_Arbeitsanweisung A_
Gib die Zeilen der Einträge vom Anfang bis einschließlich der Zeile mit "x-tick-label: 1990 (919, 983, 964, 1005)" als JSON-Liste von Zeichenketten aus, eine Zeichenkette pro Zeile und ohne Leerzeilen.

_Vorliegender Text_
☆ ☆ ☆ ☆

Nach dem Verlassen von Konstantinopel segelten die sechs nach Alexandria. Von dort ging es immer weiter nach Süden: Nach Kairo, zu den Pyramiden, auf die Sinai-Halbinsel, nach Suez, über das Rote Meer bis in den Jemen. Überall berechnete der Mathematicus die geographischen Koordinaten, zeichnete präzise Land- und Seekarten, vermaß die Pyramiden und andere Bauwerke.

Die Bestimmung der Längengrade

1714 setzte das britische Parlament 20.000 Pfund  -  den "Longitude Prize"  -  für die Entwicklung einer seetauglichen Methode der Längengradmessung aus. Es wurde das "Board of Longitude" gegründet, das über die eingehenden Vorschläge entscheiden sollte.

Navigationssatelliten, die uns jederzeit unsere Position auf der Erde übermitteln können, gibt es erst seit wenigen Jahren. Bis dahin war die Orientierung auf See wesentlich schwieriger. Die Bestimmung des Breitengrads ist dabei relativ unproblematisch, schon seit der Antike konnte man diesen durch die Höhe des Polarsterns oder die Mittagshöhe der Sonne ermitteln. Für die Bestimmung des Längengrads dagegen gab es lange Zeit gar keine Lösung. Die Aussetzung des Longitude Prize durch das britische Parlament folgte einer Reihe verheerender Schiffsunglücke, die sich wegen Fehlkalkulationen des Längengrads durch die Kapitäne ereignet hatten.

Die Messung des Längengrads eines beliebigen Ortes auf der Erde ist deshalb schwierig, weil für alle Orte auf einem bestimmten Breitengrad "die Welt gleich aussieht". Das bedeutet z.B. für Athen und San Francisco, die beide knapp südlich des 38. nördlichen Breitengrads liegen (aber 146 Längengrade voneinander entfernt), dass der tägliche und jährliche Lauf von Sonne und Sternen an beiden Orten identisch ist.

Es gibt nur eine Lösung für dieses Problem  -  sieht man von modernen Navigationssystemen ab  - , und diese erscheint auf den ersten Blick ganz einfach:  Man braucht eine Uhr.  Nimmt man etwa eine Uhr mit auf eine Reise, die die Londoner Ortszeit anzeigt (und während der ganzen Reise beibehält), so ergibt sich der Längengrad des jeweiligen Aufenthaltsorts durch den Vergleich mit der dortigen Ortszeit: Jeweils 15 Längengrade entsprechen dann einer Stunde Unterschied zwischen der Ortszeit und der Zeit auf der in London gestellten Uhr.

☆ ☆ ☆ ☆

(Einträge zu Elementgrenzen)
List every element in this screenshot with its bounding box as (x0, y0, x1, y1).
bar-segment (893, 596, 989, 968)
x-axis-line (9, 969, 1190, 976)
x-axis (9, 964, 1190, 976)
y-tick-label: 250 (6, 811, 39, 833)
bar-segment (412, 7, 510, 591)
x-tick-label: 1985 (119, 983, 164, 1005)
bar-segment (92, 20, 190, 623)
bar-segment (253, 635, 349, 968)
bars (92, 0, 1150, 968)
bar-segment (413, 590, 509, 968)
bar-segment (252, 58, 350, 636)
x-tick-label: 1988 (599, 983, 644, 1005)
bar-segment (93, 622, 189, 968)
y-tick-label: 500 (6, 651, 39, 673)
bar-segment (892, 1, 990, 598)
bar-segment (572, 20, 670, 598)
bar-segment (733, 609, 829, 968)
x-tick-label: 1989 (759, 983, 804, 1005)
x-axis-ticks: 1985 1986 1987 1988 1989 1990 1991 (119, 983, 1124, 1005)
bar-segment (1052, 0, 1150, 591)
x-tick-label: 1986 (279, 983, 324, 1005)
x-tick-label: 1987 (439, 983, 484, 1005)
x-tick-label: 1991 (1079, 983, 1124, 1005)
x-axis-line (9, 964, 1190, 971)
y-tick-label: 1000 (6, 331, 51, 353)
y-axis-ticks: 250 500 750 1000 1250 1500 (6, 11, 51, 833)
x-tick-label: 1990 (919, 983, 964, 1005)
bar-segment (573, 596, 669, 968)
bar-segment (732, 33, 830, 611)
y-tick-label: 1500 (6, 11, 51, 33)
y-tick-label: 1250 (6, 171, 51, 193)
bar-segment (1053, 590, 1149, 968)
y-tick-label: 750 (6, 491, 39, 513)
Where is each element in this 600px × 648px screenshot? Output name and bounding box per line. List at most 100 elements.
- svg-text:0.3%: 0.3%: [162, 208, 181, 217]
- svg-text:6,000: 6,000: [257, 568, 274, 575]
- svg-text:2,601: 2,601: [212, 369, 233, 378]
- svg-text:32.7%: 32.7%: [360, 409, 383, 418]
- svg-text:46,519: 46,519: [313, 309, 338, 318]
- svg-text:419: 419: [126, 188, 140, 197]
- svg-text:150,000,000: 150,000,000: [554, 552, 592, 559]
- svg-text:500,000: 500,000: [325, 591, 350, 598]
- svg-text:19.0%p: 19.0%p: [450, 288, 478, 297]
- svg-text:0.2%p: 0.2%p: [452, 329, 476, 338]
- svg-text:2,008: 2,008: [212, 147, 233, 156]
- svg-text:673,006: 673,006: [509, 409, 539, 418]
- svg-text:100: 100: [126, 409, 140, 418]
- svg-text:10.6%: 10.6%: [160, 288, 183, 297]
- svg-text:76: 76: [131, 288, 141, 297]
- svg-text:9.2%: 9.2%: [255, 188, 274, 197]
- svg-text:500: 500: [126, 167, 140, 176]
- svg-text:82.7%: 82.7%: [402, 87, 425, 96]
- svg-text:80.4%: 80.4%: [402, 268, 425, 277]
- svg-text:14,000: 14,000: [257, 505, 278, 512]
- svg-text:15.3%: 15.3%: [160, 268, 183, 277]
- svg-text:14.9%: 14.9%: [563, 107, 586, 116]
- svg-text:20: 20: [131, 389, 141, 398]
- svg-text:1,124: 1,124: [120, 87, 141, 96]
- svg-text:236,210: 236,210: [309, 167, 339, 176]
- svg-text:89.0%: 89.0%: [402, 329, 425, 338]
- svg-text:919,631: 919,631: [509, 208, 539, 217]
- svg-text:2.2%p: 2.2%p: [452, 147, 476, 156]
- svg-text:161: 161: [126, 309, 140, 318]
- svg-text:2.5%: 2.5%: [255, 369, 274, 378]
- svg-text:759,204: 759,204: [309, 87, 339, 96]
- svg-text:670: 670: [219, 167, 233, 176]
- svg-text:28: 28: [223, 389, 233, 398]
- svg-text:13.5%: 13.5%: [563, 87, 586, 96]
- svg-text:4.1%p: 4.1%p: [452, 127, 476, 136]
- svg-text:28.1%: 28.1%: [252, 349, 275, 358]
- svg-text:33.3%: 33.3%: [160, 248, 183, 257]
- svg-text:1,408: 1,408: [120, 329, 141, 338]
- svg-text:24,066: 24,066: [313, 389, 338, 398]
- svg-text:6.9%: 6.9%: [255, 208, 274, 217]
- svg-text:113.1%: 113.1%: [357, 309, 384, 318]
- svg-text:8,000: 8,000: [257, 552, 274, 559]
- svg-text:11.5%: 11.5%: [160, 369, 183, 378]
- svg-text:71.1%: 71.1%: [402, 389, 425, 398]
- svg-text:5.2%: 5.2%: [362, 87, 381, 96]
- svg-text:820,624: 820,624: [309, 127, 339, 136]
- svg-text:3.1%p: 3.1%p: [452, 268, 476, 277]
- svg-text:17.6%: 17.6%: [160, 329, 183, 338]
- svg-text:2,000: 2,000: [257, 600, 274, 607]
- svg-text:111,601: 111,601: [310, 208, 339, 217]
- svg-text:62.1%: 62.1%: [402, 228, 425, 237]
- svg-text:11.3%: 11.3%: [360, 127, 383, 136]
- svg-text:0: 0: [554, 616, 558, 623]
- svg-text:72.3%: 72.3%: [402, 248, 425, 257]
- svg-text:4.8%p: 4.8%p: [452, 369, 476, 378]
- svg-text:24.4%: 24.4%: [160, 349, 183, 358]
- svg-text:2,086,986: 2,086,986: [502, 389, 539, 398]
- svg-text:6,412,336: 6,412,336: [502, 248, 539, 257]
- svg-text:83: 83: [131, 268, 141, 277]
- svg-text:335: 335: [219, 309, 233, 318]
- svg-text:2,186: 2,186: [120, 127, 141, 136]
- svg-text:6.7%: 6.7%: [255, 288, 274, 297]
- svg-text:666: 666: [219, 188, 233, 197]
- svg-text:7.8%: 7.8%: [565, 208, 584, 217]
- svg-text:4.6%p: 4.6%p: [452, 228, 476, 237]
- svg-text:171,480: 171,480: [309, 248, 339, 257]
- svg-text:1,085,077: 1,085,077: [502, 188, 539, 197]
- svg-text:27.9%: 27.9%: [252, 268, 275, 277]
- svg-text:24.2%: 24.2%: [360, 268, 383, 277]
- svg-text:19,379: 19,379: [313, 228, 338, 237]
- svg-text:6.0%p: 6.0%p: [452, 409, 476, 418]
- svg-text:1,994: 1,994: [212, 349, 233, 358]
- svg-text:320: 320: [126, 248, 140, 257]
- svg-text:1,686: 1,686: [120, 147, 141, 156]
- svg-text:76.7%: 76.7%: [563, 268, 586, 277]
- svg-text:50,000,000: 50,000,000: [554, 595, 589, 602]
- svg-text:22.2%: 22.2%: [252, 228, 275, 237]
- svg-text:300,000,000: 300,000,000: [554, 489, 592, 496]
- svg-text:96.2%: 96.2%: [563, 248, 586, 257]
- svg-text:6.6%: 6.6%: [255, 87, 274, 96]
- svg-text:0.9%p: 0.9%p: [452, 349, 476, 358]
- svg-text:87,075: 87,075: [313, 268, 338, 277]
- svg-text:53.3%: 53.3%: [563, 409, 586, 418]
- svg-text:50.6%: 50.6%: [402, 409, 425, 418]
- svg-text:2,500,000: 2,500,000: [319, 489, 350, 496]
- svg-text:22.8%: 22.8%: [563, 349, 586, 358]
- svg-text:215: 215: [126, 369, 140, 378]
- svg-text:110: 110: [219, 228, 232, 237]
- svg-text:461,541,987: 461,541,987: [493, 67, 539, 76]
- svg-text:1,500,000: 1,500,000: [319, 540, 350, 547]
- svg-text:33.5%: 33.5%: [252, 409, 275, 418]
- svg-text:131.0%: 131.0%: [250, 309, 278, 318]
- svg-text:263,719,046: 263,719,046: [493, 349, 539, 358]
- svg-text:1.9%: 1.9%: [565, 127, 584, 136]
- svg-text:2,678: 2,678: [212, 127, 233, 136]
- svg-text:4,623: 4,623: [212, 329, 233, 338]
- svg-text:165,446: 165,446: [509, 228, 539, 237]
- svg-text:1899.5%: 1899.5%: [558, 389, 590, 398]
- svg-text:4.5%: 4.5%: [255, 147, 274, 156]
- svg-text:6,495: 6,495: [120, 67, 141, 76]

☆ ☆ ☆ ☆

_Arbeitsanweisung B_
Welchen Geldbetrag setzte das britische Parlament laut dem Text über die Bestimmung der Längengrade im Jahr 1714 aus?

_Vollständige Lösung A_
[
  "List every element in this screenshot with its bounding box as (x0, y0, x1, y1).",
  "bar-segment (893, 596, 989, 968)",
  "x-axis-line (9, 969, 1190, 976)",
  "x-axis (9, 964, 1190, 976)",
  "y-tick-label: 250 (6, 811, 39, 833)",
  "bar-segment (412, 7, 510, 591)",
  "x-tick-label: 1985 (119, 983, 164, 1005)",
  "bar-segment (92, 20, 190, 623)",
  "bar-segment (253, 635, 349, 968)",
  "bars (92, 0, 1150, 968)",
  "bar-segment (413, 590, 509, 968)",
  "bar-segment (252, 58, 350, 636)",
  "x-tick-label: 1988 (599, 983, 644, 1005)",
  "bar-segment (93, 622, 189, 968)",
  "y-tick-label: 500 (6, 651, 39, 673)",
  "bar-segment (892, 1, 990, 598)",
  "bar-segment (572, 20, 670, 598)",
  "bar-segment (733, 609, 829, 968)",
  "x-tick-label: 1989 (759, 983, 804, 1005)",
  "x-axis-ticks: 1985 1986 1987 1988 1989 1990 1991 (119, 983, 1124, 1005)",
  "bar-segment (1052, 0, 1150, 591)",
  "x-tick-label: 1986 (279, 983, 324, 1005)",
  "x-tick-label: 1987 (439, 983, 484, 1005)",
  "x-tick-label: 1991 (1079, 983, 1124, 1005)",
  "x-axis-line (9, 964, 1190, 971)",
  "y-tick-label: 1000 (6, 331, 51, 353)",
  "y-axis-ticks: 250 500 750 1000 1250 1500 (6, 11, 51, 833)",
  "x-tick-label: 1990 (919, 983, 964, 1005)"
]

_Vollständige Lösung B_
Es setzte 20.000 Pfund aus, den "Longitude Prize".